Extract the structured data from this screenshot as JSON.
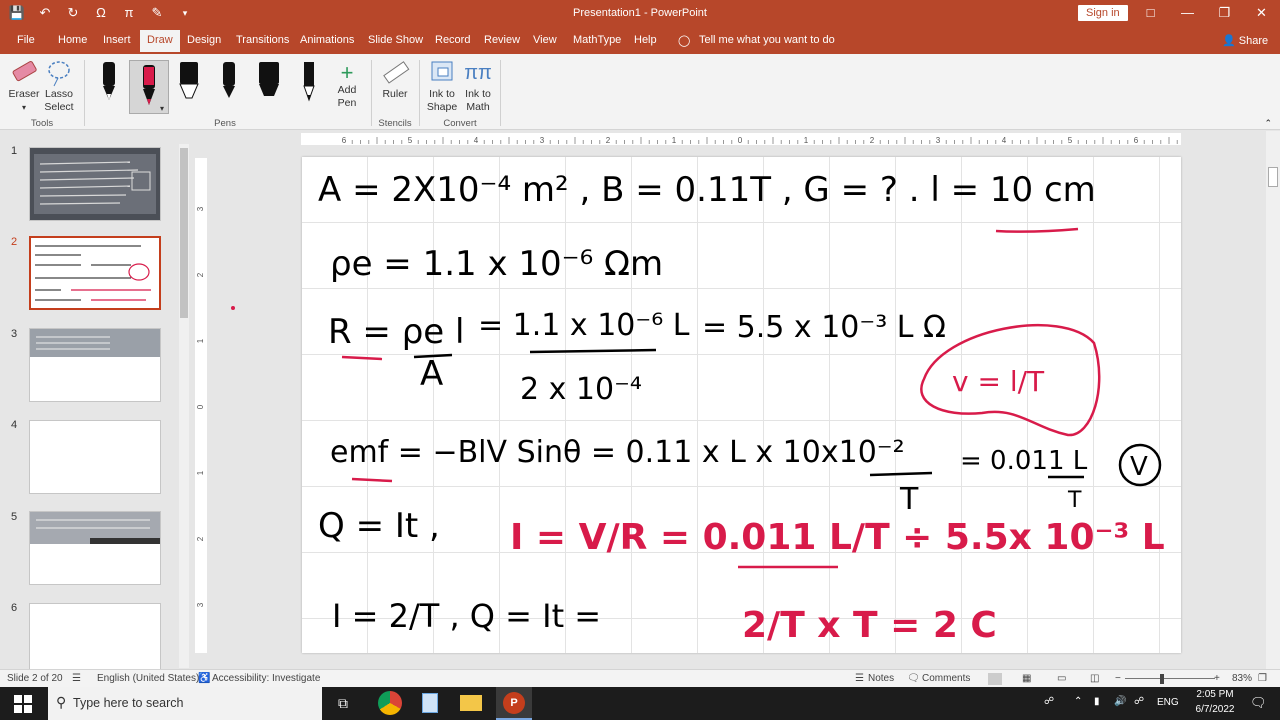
{
  "window": {
    "title": "Presentation1 - PowerPoint",
    "sign_in": "Sign in",
    "share": "Share"
  },
  "tabs": [
    "File",
    "Home",
    "Insert",
    "Draw",
    "Design",
    "Transitions",
    "Animations",
    "Slide Show",
    "Record",
    "Review",
    "View",
    "MathType",
    "Help"
  ],
  "active_tab": "Draw",
  "tell_me": "Tell me what you want to do",
  "ribbon": {
    "eraser": "Eraser",
    "lasso": "Lasso Select",
    "add_pen": "Add Pen",
    "ruler": "Ruler",
    "ink_to_shape": "Ink to Shape",
    "ink_to_math": "Ink to Math",
    "groups": {
      "tools": "Tools",
      "pens": "Pens",
      "stencils": "Stencils",
      "convert": "Convert"
    }
  },
  "thumbnails": [
    "1",
    "2",
    "3",
    "4",
    "5",
    "6"
  ],
  "selected_slide": "2",
  "ruler": {
    "h_ticks": [
      "6",
      "5",
      "4",
      "3",
      "2",
      "1",
      "0",
      "1",
      "2",
      "3",
      "4",
      "5",
      "6"
    ],
    "v_ticks": [
      "3",
      "2",
      "1",
      "0",
      "1",
      "2",
      "3"
    ]
  },
  "slide_ink": {
    "line1": "A = 2X10⁻⁴ m² ,  B = 0.11T ,  G = ? .  l = 10 cm",
    "line2": "ρe = 1.1 x 10⁻⁶ Ωm",
    "line3a": "R = ρe l",
    "line3b": "A",
    "line3c": "= 1.1 x 10⁻⁶ L",
    "line3d": "2 x 10⁻⁴",
    "line3e": "= 5.5 x 10⁻³ L Ω",
    "callout": "v = l/T",
    "line4": "emf = −BlV Sinθ = 0.11 x L x 10x10⁻²",
    "line4b": "T",
    "line4c": "= 0.011 L",
    "line4d": "T",
    "circled": "V",
    "line5": "Q = It ,",
    "line5red": "I = V/R = 0.011 L/T ÷ 5.5x 10⁻³ L",
    "line6": "I = 2/T ,  Q = It =",
    "line6red": "2/T x T = 2 C"
  },
  "status": {
    "slide_of": "Slide 2 of 20",
    "language": "English (United States)",
    "accessibility": "Accessibility: Investigate",
    "notes": "Notes",
    "comments": "Comments",
    "zoom": "83%"
  },
  "taskbar": {
    "search_placeholder": "Type here to search",
    "lang": "ENG",
    "time": "2:05 PM",
    "date": "6/7/2022"
  },
  "colors": {
    "accent": "#b7472a",
    "ink_red": "#d81b4a",
    "ink_black": "#000000"
  }
}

+ + + +

- Exercise objective
Reproduce every record above exactly, but leave out the pictures.

- Final result
Extract the structured data from this screenshot as JSON.
{
  "window": {
    "title": "Presentation1 - PowerPoint",
    "sign_in": "Sign in",
    "share": "Share"
  },
  "tabs": [
    "File",
    "Home",
    "Insert",
    "Draw",
    "Design",
    "Transitions",
    "Animations",
    "Slide Show",
    "Record",
    "Review",
    "View",
    "MathType",
    "Help"
  ],
  "active_tab": "Draw",
  "tell_me": "Tell me what you want to do",
  "ribbon": {
    "eraser": "Eraser",
    "lasso": "Lasso Select",
    "add_pen": "Add Pen",
    "ruler": "Ruler",
    "ink_to_shape": "Ink to Shape",
    "ink_to_math": "Ink to Math",
    "groups": {
      "tools": "Tools",
      "pens": "Pens",
      "stencils": "Stencils",
      "convert": "Convert"
    }
  },
  "thumbnails": [
    "1",
    "2",
    "3",
    "4",
    "5",
    "6"
  ],
  "selected_slide": "2",
  "ruler": {
    "h_ticks": [
      "6",
      "5",
      "4",
      "3",
      "2",
      "1",
      "0",
      "1",
      "2",
      "3",
      "4",
      "5",
      "6"
    ],
    "v_ticks": [
      "3",
      "2",
      "1",
      "0",
      "1",
      "2",
      "3"
    ]
  },
  "slide_ink": {
    "line1": "A = 2X10⁻⁴ m² ,  B = 0.11T ,  G = ? .  l = 10 cm",
    "line2": "ρe = 1.1 x 10⁻⁶ Ωm",
    "line3a": "R = ρe l",
    "line3b": "A",
    "line3c": "= 1.1 x 10⁻⁶ L",
    "line3d": "2 x 10⁻⁴",
    "line3e": "= 5.5 x 10⁻³ L Ω",
    "callout": "v = l/T",
    "line4": "emf = −BlV Sinθ = 0.11 x L x 10x10⁻²",
    "line4b": "T",
    "line4c": "= 0.011 L",
    "line4d": "T",
    "circled": "V",
    "line5": "Q = It ,",
    "line5red": "I = V/R = 0.011 L/T ÷ 5.5x 10⁻³ L",
    "line6": "I = 2/T ,  Q = It =",
    "line6red": "2/T x T = 2 C"
  },
  "status": {
    "slide_of": "Slide 2 of 20",
    "language": "English (United States)",
    "accessibility": "Accessibility: Investigate",
    "notes": "Notes",
    "comments": "Comments",
    "zoom": "83%"
  },
  "taskbar": {
    "search_placeholder": "Type here to search",
    "lang": "ENG",
    "time": "2:05 PM",
    "date": "6/7/2022"
  },
  "colors": {
    "accent": "#b7472a",
    "ink_red": "#d81b4a",
    "ink_black": "#000000"
  }
}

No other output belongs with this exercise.